▶ **What to do**
From the entries that follow, list every line in which the string "this" appears.

Data extracted from a collection
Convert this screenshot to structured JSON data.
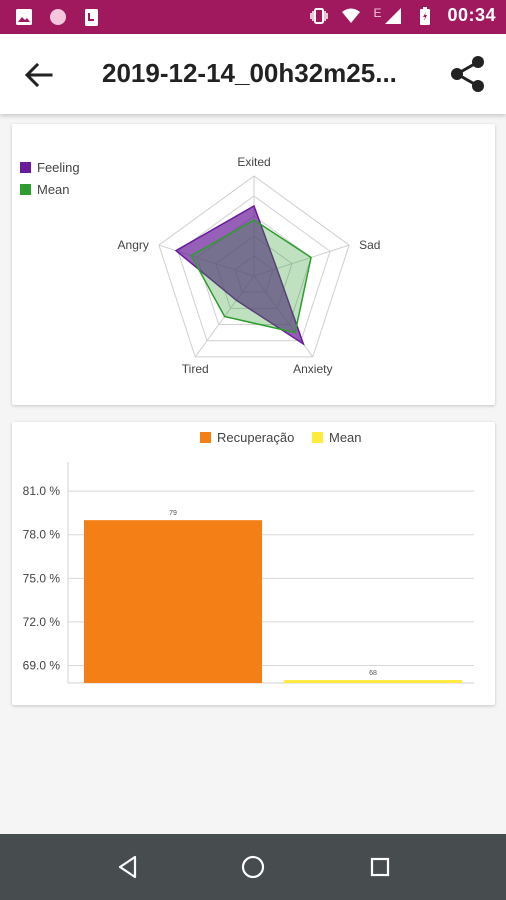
{
  "status_bar": {
    "time": "00:34",
    "network_letter": "E",
    "icons": [
      "image-icon",
      "circle-app-icon",
      "notification-app-icon",
      "vibrate-icon",
      "wifi-icon",
      "signal-icon",
      "battery-icon"
    ],
    "background": "#a0195f"
  },
  "app_bar": {
    "title": "2019-12-14_00h32m25...",
    "back_icon": "arrow-back-icon",
    "share_icon": "share-icon"
  },
  "radar_chart": {
    "chart_data": {
      "type": "radar",
      "axes": [
        "Exited",
        "Sad",
        "Anxiety",
        "Tired",
        "Angry"
      ],
      "max": 5,
      "rings": 5,
      "series": [
        {
          "name": "Feeling",
          "values": [
            3.5,
            1.2,
            4.2,
            1.5,
            4.1
          ],
          "color": "#6a1b9a"
        },
        {
          "name": "Mean",
          "values": [
            2.8,
            3.0,
            3.5,
            2.5,
            3.3
          ],
          "color": "#2e9c2e"
        }
      ],
      "legend": [
        "Feeling",
        "Mean"
      ],
      "legend_position": "top-left"
    }
  },
  "bar_chart": {
    "chart_data": {
      "type": "bar",
      "series": [
        {
          "name": "Recuperação",
          "value": 79,
          "color": "#f57f17"
        },
        {
          "name": "Mean",
          "value": 68,
          "color": "#ffeb3b"
        }
      ],
      "bar_labels": [
        "79",
        "68"
      ],
      "y_ticks": [
        "81.0 %",
        "78.0 %",
        "75.0 %",
        "72.0 %",
        "69.0 %"
      ],
      "y_tick_values": [
        81,
        78,
        75,
        72,
        69
      ],
      "ylim": [
        67.8,
        83.0
      ],
      "legend_position": "top-center"
    }
  },
  "nav_bar": {
    "icons": [
      "back-triangle-icon",
      "home-circle-icon",
      "recents-square-icon"
    ]
  }
}
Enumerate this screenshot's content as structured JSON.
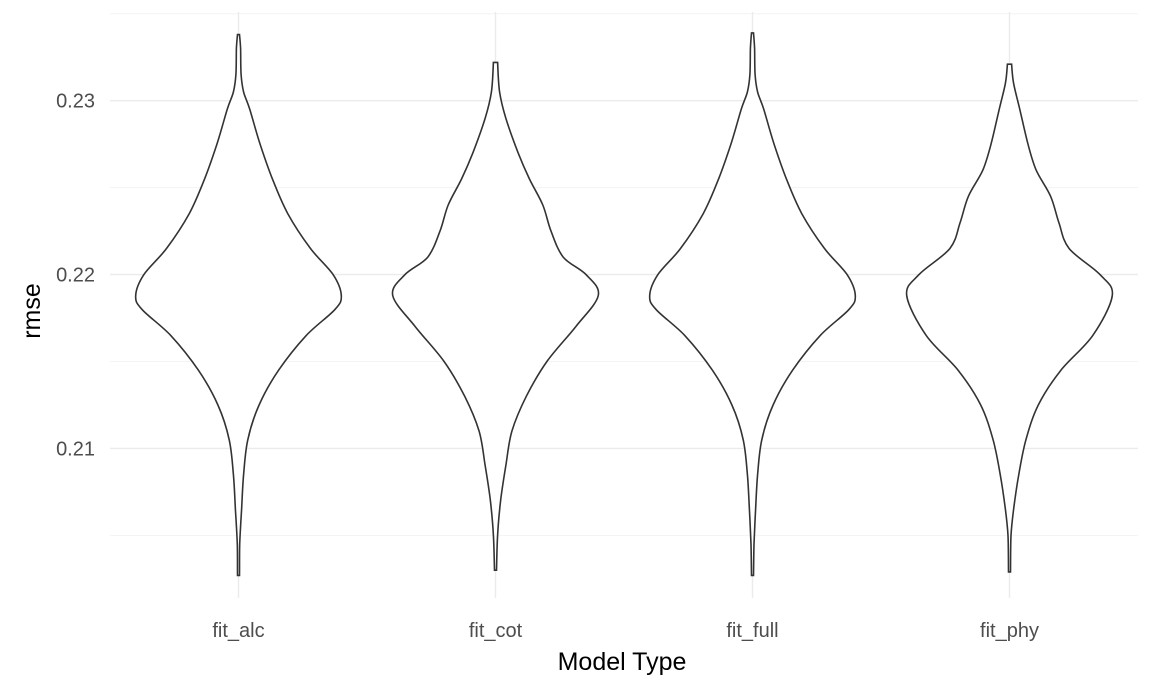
{
  "chart_data": {
    "type": "violin",
    "title": "",
    "xlabel": "Model Type",
    "ylabel": "rmse",
    "categories": [
      "fit_alc",
      "fit_cot",
      "fit_full",
      "fit_phy"
    ],
    "yticks": [
      0.21,
      0.22,
      0.23
    ],
    "ytick_labels": [
      "0.21",
      "0.22",
      "0.23"
    ],
    "ylim": [
      0.2014,
      0.2351
    ],
    "grid": true,
    "legend": "none",
    "series": [
      {
        "category": "fit_alc",
        "y_min": 0.2027,
        "y_max": 0.2338,
        "profile": [
          [
            0.2027,
            0.01
          ],
          [
            0.2045,
            0.012
          ],
          [
            0.2065,
            0.03
          ],
          [
            0.2085,
            0.05
          ],
          [
            0.2105,
            0.09
          ],
          [
            0.2125,
            0.2
          ],
          [
            0.2145,
            0.39
          ],
          [
            0.2165,
            0.66
          ],
          [
            0.218,
            0.94
          ],
          [
            0.2188,
            1.0
          ],
          [
            0.22,
            0.92
          ],
          [
            0.2215,
            0.7
          ],
          [
            0.2235,
            0.48
          ],
          [
            0.2255,
            0.33
          ],
          [
            0.2275,
            0.21
          ],
          [
            0.2295,
            0.11
          ],
          [
            0.2305,
            0.05
          ],
          [
            0.2315,
            0.025
          ],
          [
            0.233,
            0.02
          ],
          [
            0.2338,
            0.01
          ]
        ]
      },
      {
        "category": "fit_cot",
        "y_min": 0.203,
        "y_max": 0.2322,
        "profile": [
          [
            0.203,
            0.01
          ],
          [
            0.205,
            0.02
          ],
          [
            0.207,
            0.05
          ],
          [
            0.209,
            0.1
          ],
          [
            0.211,
            0.16
          ],
          [
            0.213,
            0.3
          ],
          [
            0.215,
            0.5
          ],
          [
            0.217,
            0.78
          ],
          [
            0.2188,
            1.0
          ],
          [
            0.22,
            0.88
          ],
          [
            0.221,
            0.66
          ],
          [
            0.2225,
            0.54
          ],
          [
            0.224,
            0.46
          ],
          [
            0.2255,
            0.33
          ],
          [
            0.227,
            0.22
          ],
          [
            0.229,
            0.1
          ],
          [
            0.2305,
            0.04
          ],
          [
            0.2322,
            0.02
          ]
        ]
      },
      {
        "category": "fit_full",
        "y_min": 0.2027,
        "y_max": 0.2339,
        "profile": [
          [
            0.2027,
            0.01
          ],
          [
            0.2045,
            0.015
          ],
          [
            0.2065,
            0.03
          ],
          [
            0.2085,
            0.05
          ],
          [
            0.2105,
            0.09
          ],
          [
            0.2125,
            0.2
          ],
          [
            0.2145,
            0.39
          ],
          [
            0.2165,
            0.66
          ],
          [
            0.218,
            0.94
          ],
          [
            0.2188,
            1.0
          ],
          [
            0.22,
            0.92
          ],
          [
            0.2215,
            0.7
          ],
          [
            0.2235,
            0.48
          ],
          [
            0.2255,
            0.33
          ],
          [
            0.2275,
            0.21
          ],
          [
            0.2295,
            0.11
          ],
          [
            0.2305,
            0.05
          ],
          [
            0.2315,
            0.025
          ],
          [
            0.233,
            0.02
          ],
          [
            0.2339,
            0.01
          ]
        ]
      },
      {
        "category": "fit_phy",
        "y_min": 0.2029,
        "y_max": 0.2321,
        "profile": [
          [
            0.2029,
            0.01
          ],
          [
            0.205,
            0.015
          ],
          [
            0.2065,
            0.04
          ],
          [
            0.2085,
            0.09
          ],
          [
            0.2105,
            0.16
          ],
          [
            0.2125,
            0.28
          ],
          [
            0.2145,
            0.5
          ],
          [
            0.2165,
            0.81
          ],
          [
            0.2188,
            1.0
          ],
          [
            0.22,
            0.88
          ],
          [
            0.2215,
            0.58
          ],
          [
            0.223,
            0.48
          ],
          [
            0.2245,
            0.4
          ],
          [
            0.226,
            0.26
          ],
          [
            0.2275,
            0.18
          ],
          [
            0.2295,
            0.1
          ],
          [
            0.231,
            0.04
          ],
          [
            0.2321,
            0.02
          ]
        ]
      }
    ]
  }
}
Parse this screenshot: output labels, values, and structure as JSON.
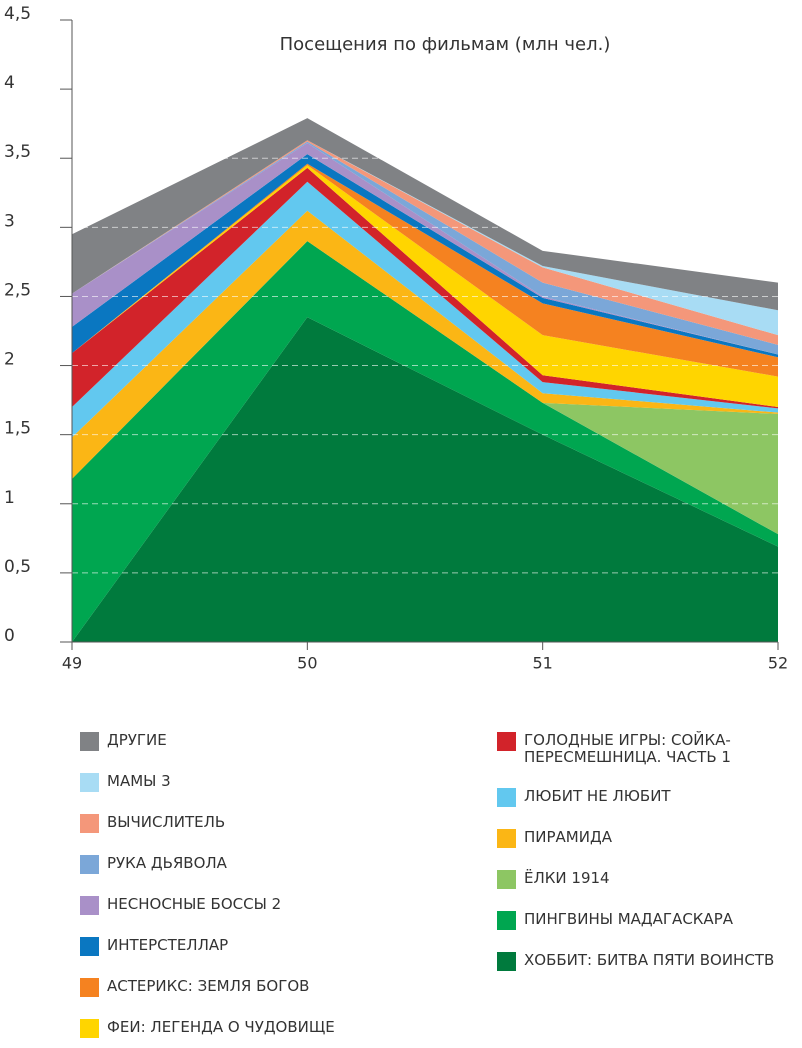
{
  "chart_data": {
    "type": "stacked_area",
    "title": "Посещения по фильмам (млн чел.)",
    "x": [
      49,
      50,
      51,
      52
    ],
    "xlim": [
      49,
      52
    ],
    "xticks": [
      49,
      50,
      51,
      52
    ],
    "ylim": [
      0,
      4.5
    ],
    "yticks": [
      0,
      {
        "value": 0.5,
        "label": "0,5"
      },
      1,
      {
        "value": 1.5,
        "label": "1,5"
      },
      2,
      {
        "value": 2.5,
        "label": "2,5"
      },
      3,
      {
        "value": 3.5,
        "label": "3,5"
      },
      4,
      {
        "value": 4.5,
        "label": "4,5"
      }
    ],
    "grid": true,
    "series": [
      {
        "name": "ДРУГИЕ",
        "color": "#808285",
        "values": [
          0.43,
          0.16,
          0.11,
          0.2
        ]
      },
      {
        "name": "МАМЫ 3",
        "color": "#a8dcf4",
        "values": [
          0,
          0,
          0.01,
          0.18
        ]
      },
      {
        "name": "ВЫЧИСЛИТЕЛЬ",
        "color": "#f4977a",
        "values": [
          0,
          0.01,
          0.11,
          0.07
        ]
      },
      {
        "name": "РУКА ДЬЯВОЛА",
        "color": "#7ba7d8",
        "values": [
          0,
          0.01,
          0.1,
          0.07
        ]
      },
      {
        "name": "НЕСНОСНЫЕ БОССЫ 2",
        "color": "#a990c8",
        "values": [
          0.24,
          0.08,
          0.01,
          0
        ]
      },
      {
        "name": "ИНТЕРСТЕЛЛАР",
        "color": "#0a77c1",
        "values": [
          0.19,
          0.07,
          0.04,
          0.02
        ]
      },
      {
        "name": "АСТЕРИКС: ЗЕМЛЯ БОГОВ",
        "color": "#f58220",
        "values": [
          0,
          0.01,
          0.23,
          0.14
        ]
      },
      {
        "name": "ФЕИ: ЛЕГЕНДА О ЧУДОВИЩЕ",
        "color": "#ffd500",
        "values": [
          0,
          0.02,
          0.29,
          0.22
        ]
      },
      {
        "name": "ГОЛОДНЫЕ ИГРЫ: СОЙКА-ПЕРЕСМЕШНИЦА. ЧАСТЬ 1",
        "color": "#d2232a",
        "values": [
          0.39,
          0.1,
          0.05,
          0.01
        ]
      },
      {
        "name": "ЛЮБИТ НЕ ЛЮБИТ",
        "color": "#62c8ef",
        "values": [
          0.22,
          0.21,
          0.08,
          0.03
        ]
      },
      {
        "name": "ПИРАМИДА",
        "color": "#fbb615",
        "values": [
          0.3,
          0.22,
          0.07,
          0.01
        ]
      },
      {
        "name": "ЁЛКИ 1914",
        "color": "#8dc663",
        "values": [
          0,
          0,
          0,
          0.87
        ]
      },
      {
        "name": "ПИНГВИНЫ МАДАГАСКАРА",
        "color": "#00a650",
        "values": [
          1.18,
          0.55,
          0.23,
          0.09
        ]
      },
      {
        "name": "ХОББИТ: БИТВА ПЯТИ ВОИНСТВ",
        "color": "#007a3d",
        "values": [
          0,
          2.35,
          1.5,
          0.69
        ]
      }
    ]
  }
}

▶ **Exercise output**
Convert this screenshot to structured JSON data.
Enumerate this screenshot's content as structured JSON.
Parse this screenshot: output labels, values, and structure as JSON.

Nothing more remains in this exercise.